= WHAT NEEDS TO BE DONE =
Check each line for the word "JSON" and give how many have it. Say nothing else.
----------------------------------------
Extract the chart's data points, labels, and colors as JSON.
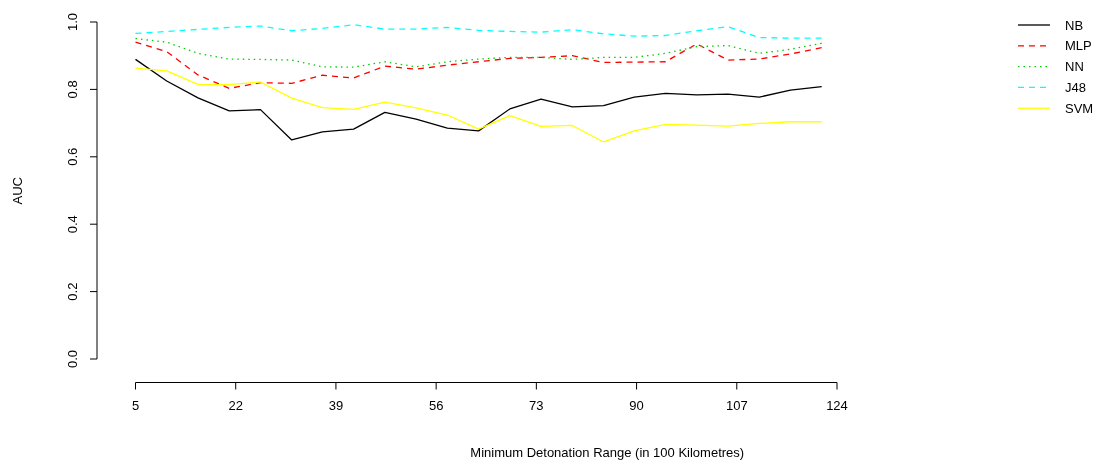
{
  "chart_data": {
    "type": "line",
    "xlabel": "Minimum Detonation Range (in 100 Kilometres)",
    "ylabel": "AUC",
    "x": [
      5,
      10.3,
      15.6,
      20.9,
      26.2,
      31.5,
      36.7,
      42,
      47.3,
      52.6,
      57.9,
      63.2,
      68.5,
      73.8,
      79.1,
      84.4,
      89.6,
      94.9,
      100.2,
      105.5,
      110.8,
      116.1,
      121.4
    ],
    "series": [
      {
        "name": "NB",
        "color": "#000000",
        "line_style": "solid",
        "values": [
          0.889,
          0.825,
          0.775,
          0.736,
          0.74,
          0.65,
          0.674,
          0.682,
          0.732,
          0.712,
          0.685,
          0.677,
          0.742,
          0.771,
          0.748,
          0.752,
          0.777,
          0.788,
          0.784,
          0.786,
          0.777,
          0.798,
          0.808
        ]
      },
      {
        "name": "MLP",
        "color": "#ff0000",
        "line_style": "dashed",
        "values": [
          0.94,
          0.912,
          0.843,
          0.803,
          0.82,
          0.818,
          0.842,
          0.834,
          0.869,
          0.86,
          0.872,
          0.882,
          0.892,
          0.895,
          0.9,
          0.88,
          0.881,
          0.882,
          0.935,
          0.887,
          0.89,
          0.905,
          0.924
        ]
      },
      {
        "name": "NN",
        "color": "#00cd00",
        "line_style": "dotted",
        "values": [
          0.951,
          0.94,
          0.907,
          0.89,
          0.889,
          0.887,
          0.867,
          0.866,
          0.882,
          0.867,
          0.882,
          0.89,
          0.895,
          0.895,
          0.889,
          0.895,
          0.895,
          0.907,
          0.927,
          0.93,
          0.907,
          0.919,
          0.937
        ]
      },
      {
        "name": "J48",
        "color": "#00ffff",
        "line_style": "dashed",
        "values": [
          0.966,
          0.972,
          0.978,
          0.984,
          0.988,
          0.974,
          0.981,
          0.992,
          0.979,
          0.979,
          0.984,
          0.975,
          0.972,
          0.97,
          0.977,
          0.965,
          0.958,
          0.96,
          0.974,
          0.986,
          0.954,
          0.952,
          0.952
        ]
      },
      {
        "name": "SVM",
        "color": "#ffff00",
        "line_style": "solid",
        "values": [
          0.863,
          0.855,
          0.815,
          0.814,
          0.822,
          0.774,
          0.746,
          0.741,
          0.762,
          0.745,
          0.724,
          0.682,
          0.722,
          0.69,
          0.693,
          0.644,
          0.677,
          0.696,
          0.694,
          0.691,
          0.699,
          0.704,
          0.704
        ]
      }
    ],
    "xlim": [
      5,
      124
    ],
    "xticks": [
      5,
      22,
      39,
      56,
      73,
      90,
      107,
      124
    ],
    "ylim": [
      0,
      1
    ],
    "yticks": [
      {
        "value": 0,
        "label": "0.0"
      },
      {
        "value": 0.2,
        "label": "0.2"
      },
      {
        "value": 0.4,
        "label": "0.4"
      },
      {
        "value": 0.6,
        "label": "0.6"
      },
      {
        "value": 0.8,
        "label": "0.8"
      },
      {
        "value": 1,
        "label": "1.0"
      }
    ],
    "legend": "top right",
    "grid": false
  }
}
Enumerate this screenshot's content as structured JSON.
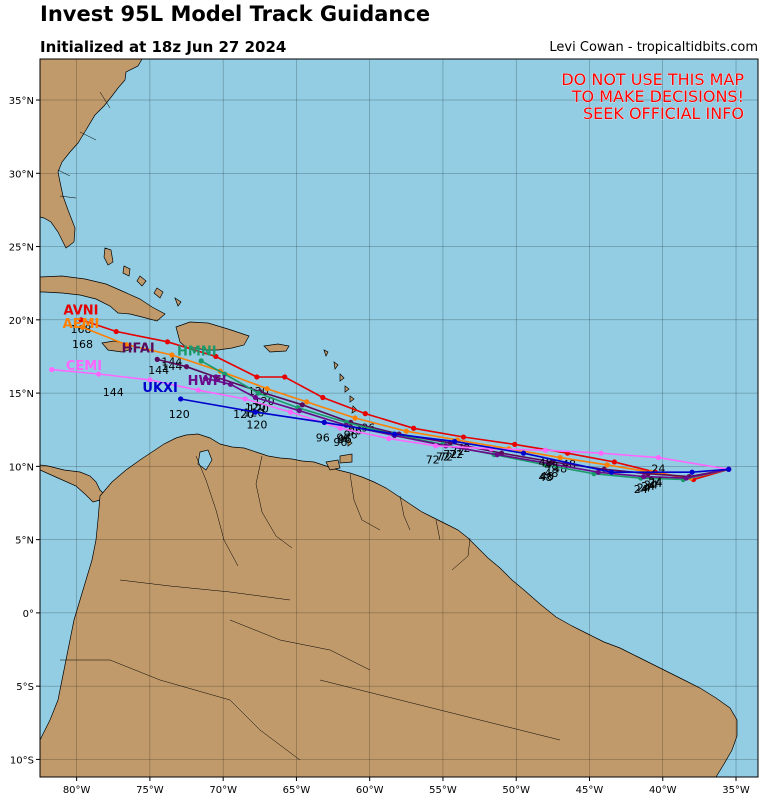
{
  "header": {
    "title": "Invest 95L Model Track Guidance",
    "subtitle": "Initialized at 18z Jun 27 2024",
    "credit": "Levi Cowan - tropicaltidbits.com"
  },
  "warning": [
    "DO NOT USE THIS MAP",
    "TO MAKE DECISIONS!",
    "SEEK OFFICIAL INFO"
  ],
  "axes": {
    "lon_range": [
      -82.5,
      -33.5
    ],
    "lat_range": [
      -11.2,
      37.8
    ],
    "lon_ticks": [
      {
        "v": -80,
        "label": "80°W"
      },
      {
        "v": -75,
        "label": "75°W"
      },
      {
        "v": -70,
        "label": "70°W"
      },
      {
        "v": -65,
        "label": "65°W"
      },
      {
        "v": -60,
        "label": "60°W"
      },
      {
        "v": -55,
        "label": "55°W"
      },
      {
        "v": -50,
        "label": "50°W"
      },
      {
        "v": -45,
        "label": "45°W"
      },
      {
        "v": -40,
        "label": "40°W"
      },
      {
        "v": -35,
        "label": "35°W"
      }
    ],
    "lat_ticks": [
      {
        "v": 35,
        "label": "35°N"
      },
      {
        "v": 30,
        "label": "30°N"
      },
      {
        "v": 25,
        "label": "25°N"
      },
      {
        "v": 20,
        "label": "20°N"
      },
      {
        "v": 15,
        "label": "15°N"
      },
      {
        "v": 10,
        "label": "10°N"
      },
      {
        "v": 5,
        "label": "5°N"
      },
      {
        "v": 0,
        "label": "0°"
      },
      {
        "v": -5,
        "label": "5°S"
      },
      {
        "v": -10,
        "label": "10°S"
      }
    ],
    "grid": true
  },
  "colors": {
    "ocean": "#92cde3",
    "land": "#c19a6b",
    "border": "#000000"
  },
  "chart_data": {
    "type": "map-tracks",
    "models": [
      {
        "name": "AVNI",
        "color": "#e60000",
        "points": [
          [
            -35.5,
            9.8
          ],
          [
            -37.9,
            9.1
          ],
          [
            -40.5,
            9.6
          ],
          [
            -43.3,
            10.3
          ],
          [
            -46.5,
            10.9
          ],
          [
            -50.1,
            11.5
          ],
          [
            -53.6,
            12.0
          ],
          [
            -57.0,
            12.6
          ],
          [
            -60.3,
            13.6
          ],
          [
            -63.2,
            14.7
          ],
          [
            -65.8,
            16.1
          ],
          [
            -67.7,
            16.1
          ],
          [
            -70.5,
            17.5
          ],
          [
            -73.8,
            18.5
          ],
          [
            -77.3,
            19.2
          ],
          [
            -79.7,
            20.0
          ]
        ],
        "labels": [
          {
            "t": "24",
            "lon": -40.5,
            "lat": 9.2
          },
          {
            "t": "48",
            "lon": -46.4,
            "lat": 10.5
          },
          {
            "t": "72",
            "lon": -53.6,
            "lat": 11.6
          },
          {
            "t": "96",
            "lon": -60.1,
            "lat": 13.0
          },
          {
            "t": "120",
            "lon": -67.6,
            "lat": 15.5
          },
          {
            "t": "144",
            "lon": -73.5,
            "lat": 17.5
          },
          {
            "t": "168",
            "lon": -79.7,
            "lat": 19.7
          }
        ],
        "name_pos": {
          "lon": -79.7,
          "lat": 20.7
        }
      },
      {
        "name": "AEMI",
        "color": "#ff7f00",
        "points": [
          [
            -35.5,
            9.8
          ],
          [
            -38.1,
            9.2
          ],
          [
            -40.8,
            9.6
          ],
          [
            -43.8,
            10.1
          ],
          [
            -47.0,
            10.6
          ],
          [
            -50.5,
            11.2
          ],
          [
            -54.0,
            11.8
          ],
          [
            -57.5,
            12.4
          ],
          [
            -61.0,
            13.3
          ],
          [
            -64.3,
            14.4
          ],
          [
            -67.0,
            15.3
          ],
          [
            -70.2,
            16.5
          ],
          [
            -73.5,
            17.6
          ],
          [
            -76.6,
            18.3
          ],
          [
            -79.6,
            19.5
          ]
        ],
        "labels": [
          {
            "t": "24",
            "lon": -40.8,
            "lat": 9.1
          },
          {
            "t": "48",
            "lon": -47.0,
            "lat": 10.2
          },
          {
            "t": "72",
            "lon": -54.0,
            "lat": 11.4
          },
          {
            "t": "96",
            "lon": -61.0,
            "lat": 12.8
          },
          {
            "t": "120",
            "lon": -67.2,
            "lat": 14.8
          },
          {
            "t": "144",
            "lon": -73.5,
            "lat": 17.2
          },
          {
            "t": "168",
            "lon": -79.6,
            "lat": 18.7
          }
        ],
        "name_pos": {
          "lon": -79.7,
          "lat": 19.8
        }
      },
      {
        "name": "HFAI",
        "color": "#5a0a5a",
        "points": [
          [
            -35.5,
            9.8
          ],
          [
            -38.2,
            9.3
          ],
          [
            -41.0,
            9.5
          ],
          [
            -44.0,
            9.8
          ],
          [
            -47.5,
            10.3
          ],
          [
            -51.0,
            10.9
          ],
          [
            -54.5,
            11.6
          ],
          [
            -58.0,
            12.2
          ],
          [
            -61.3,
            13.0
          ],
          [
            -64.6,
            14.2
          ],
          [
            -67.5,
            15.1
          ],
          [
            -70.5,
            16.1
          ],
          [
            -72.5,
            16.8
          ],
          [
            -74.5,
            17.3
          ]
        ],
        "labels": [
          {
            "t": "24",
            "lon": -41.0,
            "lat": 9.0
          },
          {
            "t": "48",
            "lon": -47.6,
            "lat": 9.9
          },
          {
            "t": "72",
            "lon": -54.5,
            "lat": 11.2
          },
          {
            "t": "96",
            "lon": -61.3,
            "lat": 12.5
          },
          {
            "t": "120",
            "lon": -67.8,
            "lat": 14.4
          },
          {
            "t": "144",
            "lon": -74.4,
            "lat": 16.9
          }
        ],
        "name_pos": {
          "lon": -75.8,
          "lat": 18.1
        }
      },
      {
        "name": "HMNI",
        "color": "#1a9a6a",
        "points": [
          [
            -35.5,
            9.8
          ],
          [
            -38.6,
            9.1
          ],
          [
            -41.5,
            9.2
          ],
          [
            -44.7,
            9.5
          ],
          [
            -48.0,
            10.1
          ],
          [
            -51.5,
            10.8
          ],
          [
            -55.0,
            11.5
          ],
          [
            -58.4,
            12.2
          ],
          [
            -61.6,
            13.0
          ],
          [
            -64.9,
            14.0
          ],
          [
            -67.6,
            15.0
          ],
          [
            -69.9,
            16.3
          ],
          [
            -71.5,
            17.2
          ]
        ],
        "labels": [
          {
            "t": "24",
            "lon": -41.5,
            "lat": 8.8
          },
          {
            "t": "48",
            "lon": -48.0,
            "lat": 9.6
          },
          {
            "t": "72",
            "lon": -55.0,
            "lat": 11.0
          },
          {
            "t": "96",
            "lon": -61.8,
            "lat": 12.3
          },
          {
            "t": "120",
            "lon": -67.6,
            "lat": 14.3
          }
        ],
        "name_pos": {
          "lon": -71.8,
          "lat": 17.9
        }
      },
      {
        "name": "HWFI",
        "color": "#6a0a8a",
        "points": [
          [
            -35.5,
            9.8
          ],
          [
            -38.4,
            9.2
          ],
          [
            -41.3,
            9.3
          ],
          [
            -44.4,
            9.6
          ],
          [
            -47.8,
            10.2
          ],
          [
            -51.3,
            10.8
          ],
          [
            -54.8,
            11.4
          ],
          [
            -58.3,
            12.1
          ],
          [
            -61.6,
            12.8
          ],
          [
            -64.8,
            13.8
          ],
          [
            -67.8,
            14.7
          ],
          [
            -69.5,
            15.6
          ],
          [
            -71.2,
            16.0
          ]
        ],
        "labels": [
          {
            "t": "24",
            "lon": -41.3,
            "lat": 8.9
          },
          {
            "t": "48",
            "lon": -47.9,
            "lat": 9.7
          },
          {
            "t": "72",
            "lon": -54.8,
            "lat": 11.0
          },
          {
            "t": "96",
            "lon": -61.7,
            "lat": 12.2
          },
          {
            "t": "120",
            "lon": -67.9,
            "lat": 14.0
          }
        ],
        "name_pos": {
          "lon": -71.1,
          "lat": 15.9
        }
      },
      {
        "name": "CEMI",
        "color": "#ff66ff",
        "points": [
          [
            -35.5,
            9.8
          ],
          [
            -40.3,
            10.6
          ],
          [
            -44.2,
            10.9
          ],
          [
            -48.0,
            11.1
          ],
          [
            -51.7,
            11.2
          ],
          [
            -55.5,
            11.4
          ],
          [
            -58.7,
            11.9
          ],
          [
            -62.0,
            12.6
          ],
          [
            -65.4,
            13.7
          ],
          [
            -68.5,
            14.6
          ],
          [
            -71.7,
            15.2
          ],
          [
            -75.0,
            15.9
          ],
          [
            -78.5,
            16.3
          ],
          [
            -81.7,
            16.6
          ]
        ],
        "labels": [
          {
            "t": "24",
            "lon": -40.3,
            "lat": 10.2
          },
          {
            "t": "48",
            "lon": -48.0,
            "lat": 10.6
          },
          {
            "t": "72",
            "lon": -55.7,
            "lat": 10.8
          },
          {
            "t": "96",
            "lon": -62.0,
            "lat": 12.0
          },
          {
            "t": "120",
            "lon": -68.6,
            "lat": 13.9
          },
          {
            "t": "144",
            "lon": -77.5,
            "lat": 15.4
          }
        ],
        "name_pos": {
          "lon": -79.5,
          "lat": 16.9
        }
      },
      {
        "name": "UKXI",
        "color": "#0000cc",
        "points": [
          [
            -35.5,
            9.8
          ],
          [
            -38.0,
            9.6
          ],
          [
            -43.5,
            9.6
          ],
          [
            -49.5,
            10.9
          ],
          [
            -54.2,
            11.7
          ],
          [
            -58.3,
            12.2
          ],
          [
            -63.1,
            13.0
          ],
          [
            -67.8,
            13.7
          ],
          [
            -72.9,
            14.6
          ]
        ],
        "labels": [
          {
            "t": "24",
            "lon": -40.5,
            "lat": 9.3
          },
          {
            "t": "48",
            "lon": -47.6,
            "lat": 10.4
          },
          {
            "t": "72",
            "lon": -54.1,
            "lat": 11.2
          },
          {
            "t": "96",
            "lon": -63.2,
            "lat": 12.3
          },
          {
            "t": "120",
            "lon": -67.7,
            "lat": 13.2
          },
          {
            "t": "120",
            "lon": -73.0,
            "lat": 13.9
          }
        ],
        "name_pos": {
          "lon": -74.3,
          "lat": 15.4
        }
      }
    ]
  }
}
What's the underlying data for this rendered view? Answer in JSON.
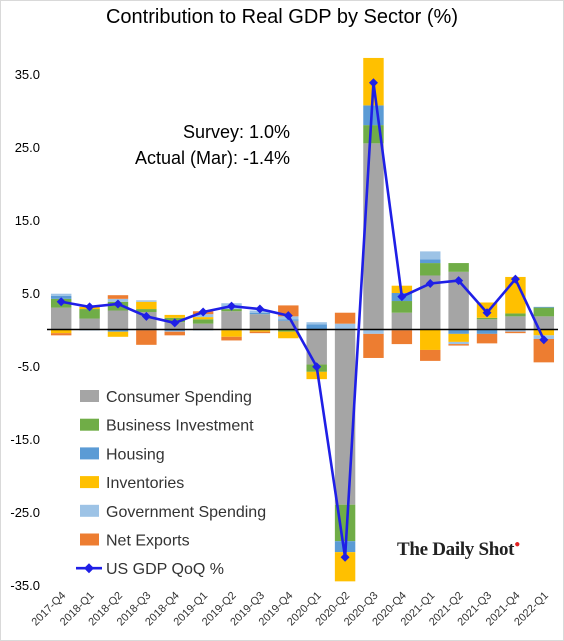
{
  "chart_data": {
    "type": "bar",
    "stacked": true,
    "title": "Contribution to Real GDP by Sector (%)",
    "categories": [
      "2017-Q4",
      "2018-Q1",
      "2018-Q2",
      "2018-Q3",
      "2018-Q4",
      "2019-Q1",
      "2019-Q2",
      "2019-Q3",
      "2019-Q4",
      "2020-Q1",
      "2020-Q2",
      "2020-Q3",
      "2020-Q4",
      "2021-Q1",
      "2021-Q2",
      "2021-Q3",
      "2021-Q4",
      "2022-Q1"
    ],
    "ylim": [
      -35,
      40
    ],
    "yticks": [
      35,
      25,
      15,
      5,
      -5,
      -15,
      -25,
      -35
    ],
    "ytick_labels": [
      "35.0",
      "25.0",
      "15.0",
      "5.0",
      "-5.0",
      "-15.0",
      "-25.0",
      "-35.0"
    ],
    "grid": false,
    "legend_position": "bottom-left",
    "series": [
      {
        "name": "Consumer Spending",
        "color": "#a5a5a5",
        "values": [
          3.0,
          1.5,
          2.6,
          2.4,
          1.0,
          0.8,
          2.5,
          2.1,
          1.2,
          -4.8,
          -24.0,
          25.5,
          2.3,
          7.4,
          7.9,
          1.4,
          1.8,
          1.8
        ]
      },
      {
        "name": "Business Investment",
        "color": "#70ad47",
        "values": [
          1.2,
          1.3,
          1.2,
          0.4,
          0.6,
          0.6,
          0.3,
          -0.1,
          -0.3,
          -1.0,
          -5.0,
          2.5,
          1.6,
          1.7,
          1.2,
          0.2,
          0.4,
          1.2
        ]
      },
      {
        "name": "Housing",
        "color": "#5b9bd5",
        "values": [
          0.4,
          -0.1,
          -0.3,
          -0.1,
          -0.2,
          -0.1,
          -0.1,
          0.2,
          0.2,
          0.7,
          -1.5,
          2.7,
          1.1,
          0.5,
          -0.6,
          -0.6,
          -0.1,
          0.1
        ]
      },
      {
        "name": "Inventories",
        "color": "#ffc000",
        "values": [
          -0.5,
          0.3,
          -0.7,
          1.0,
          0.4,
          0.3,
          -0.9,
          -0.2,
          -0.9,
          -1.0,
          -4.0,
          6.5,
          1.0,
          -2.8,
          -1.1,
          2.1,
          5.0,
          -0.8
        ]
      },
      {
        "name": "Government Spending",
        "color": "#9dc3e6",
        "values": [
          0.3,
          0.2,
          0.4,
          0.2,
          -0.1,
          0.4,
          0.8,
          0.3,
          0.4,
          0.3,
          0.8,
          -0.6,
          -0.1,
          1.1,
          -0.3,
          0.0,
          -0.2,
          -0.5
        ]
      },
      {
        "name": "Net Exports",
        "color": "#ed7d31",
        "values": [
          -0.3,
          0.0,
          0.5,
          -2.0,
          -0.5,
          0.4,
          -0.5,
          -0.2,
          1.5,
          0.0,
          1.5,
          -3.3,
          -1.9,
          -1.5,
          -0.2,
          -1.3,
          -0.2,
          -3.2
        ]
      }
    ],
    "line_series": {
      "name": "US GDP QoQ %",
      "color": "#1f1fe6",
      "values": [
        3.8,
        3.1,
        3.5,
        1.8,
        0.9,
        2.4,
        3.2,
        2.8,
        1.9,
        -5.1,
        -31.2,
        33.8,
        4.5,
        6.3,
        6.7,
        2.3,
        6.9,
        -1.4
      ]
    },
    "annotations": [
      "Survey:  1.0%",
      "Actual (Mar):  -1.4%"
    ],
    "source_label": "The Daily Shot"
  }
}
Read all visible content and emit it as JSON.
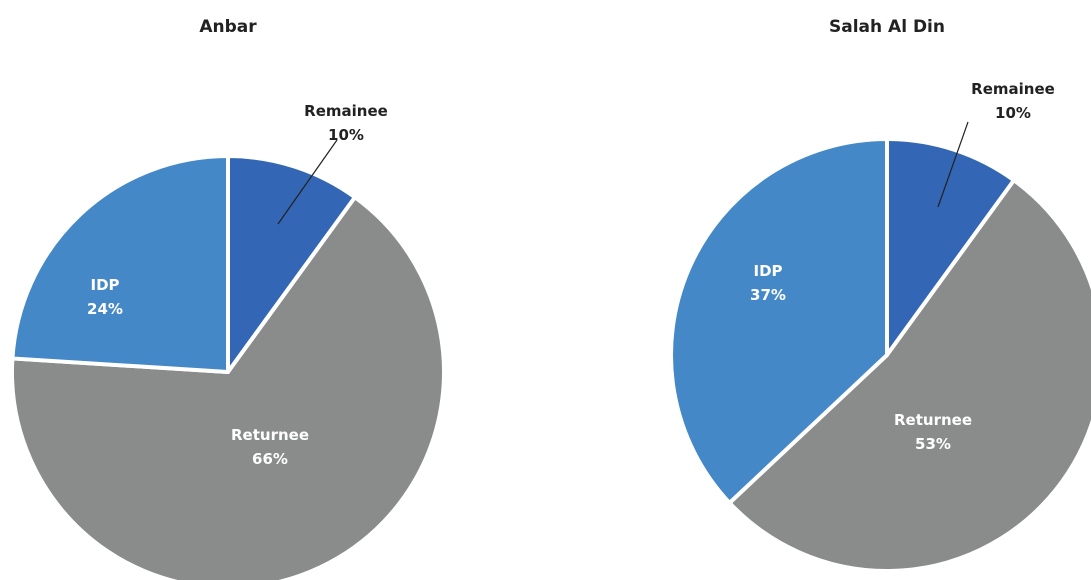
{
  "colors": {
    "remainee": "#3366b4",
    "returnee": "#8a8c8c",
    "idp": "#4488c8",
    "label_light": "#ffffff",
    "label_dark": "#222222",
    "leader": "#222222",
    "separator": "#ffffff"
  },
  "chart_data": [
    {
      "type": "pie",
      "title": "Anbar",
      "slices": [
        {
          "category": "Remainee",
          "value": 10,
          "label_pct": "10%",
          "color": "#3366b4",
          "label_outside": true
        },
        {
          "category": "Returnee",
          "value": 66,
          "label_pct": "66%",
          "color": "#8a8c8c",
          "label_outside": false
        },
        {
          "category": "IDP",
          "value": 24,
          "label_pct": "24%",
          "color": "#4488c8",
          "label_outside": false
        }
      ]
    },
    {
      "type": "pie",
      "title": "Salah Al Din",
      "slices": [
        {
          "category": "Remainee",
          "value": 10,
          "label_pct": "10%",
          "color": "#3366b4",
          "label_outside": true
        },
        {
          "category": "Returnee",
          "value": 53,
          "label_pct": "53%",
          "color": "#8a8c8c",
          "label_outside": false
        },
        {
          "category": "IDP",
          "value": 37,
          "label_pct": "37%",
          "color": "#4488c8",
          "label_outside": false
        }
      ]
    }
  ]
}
----------------------------------------
= WRITTEN ANSWER =
4